(Spatial annotation records)
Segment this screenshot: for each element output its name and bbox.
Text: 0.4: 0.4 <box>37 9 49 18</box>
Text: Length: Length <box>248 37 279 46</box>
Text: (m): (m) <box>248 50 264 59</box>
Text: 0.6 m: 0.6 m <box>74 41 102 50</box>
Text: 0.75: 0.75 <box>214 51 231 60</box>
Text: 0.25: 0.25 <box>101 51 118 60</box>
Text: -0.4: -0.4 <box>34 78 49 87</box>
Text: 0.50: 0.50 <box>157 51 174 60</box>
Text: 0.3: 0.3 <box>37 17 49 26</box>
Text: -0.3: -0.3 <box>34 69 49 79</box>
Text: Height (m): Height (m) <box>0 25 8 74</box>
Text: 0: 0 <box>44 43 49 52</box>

*What is asked:*
Please copy every line of the records above, changing nothing.

*Answer to the task:*
Segment this screenshot: for each element output its name and bbox.
Text: 0.4: 0.4 <box>37 9 49 18</box>
Text: Length: Length <box>248 37 279 46</box>
Text: (m): (m) <box>248 50 264 59</box>
Text: 0.6 m: 0.6 m <box>74 41 102 50</box>
Text: 0.75: 0.75 <box>214 51 231 60</box>
Text: 0.25: 0.25 <box>101 51 118 60</box>
Text: -0.4: -0.4 <box>34 78 49 87</box>
Text: 0.50: 0.50 <box>157 51 174 60</box>
Text: 0.3: 0.3 <box>37 17 49 26</box>
Text: -0.3: -0.3 <box>34 69 49 79</box>
Text: Height (m): Height (m) <box>0 25 8 74</box>
Text: 0: 0 <box>44 43 49 52</box>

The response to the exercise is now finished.